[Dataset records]
_ _ _
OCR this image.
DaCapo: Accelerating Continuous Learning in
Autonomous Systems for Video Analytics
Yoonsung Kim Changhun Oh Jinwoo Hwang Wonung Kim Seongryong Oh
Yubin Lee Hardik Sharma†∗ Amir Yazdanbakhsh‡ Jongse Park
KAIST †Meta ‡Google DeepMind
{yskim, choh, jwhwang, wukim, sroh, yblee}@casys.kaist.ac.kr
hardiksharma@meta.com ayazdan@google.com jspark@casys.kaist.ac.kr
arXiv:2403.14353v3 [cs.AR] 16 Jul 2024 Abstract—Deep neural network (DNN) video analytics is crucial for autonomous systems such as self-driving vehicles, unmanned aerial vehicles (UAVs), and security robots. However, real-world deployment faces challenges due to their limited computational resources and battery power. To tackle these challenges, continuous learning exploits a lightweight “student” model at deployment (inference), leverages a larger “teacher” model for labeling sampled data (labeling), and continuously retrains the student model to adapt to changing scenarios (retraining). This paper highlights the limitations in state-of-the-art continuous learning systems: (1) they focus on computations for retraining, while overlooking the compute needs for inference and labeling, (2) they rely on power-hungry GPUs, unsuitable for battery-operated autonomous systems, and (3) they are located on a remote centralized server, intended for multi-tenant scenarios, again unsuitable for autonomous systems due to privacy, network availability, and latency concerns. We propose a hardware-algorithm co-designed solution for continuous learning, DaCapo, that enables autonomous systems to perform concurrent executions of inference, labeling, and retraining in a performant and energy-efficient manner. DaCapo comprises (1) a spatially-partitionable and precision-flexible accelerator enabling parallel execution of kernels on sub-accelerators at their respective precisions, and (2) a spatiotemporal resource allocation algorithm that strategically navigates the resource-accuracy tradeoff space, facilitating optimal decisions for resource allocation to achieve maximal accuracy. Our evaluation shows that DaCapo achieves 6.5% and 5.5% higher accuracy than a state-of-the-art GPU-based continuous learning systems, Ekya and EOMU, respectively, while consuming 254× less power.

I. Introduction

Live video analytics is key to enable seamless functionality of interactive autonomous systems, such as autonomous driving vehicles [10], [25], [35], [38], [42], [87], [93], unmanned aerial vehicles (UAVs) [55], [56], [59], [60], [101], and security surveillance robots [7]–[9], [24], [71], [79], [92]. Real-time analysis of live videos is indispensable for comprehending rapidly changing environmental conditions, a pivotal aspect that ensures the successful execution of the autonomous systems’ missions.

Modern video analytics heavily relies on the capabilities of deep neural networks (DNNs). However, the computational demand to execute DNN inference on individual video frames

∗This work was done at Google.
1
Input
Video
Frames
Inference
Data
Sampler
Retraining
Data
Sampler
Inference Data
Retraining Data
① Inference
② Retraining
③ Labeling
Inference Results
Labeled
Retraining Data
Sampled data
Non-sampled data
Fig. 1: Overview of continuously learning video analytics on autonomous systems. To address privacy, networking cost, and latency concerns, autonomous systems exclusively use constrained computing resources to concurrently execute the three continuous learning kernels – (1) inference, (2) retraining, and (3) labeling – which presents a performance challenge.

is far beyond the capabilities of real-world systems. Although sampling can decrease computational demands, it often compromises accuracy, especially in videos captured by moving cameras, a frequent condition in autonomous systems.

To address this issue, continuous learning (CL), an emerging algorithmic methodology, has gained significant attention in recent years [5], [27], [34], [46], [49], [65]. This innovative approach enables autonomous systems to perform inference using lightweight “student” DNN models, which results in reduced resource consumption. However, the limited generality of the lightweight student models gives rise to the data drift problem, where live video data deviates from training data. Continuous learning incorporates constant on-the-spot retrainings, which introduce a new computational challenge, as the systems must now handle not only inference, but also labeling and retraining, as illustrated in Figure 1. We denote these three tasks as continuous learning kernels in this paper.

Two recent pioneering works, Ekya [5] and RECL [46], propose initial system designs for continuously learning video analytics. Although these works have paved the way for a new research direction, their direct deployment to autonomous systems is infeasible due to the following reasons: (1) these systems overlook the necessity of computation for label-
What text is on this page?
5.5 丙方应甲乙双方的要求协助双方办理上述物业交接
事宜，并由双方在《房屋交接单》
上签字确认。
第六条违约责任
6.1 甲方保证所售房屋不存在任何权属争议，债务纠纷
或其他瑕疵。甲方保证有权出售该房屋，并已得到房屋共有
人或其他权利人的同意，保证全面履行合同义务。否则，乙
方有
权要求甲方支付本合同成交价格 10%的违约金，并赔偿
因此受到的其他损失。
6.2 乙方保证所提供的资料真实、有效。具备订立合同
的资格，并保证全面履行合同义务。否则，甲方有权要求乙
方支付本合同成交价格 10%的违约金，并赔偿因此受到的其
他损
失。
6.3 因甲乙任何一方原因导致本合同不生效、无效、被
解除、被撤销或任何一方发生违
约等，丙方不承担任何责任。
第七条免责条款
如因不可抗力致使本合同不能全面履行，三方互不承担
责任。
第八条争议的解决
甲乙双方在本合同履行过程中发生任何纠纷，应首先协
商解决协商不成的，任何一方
_ _ _
• [TO BE DONE]
Copy all lines of the listing above that contain the string "address".

• [WRITTEN REPLY]
Fig. 1: Overview of continuously learning video analytics on autonomous systems. To address privacy, networking cost, and latency concerns, autonomous systems exclusively use constrained computing resources to concurrently execute the three continuous learning kernels – (1) inference, (2) retraining, and (3) labeling – which presents a performance challenge.
To address this issue, continuous learning (CL), an emerging algorithmic methodology, has gained significant attention in recent years [5], [27], [34], [46], [49], [65]. This innovative approach enables autonomous systems to perform inference using lightweight “student” DNN models, which results in reduced resource consumption. However, the limited generality of the lightweight student models gives rise to the data drift problem, where live video data deviates from training data. Continuous learning incorporates constant on-the-spot retrainings, which introduce a new computational challenge, as the systems must now handle not only inference, but also labeling and retraining, as illustrated in Figure 1. We denote these three tasks as continuous learning kernels in this paper.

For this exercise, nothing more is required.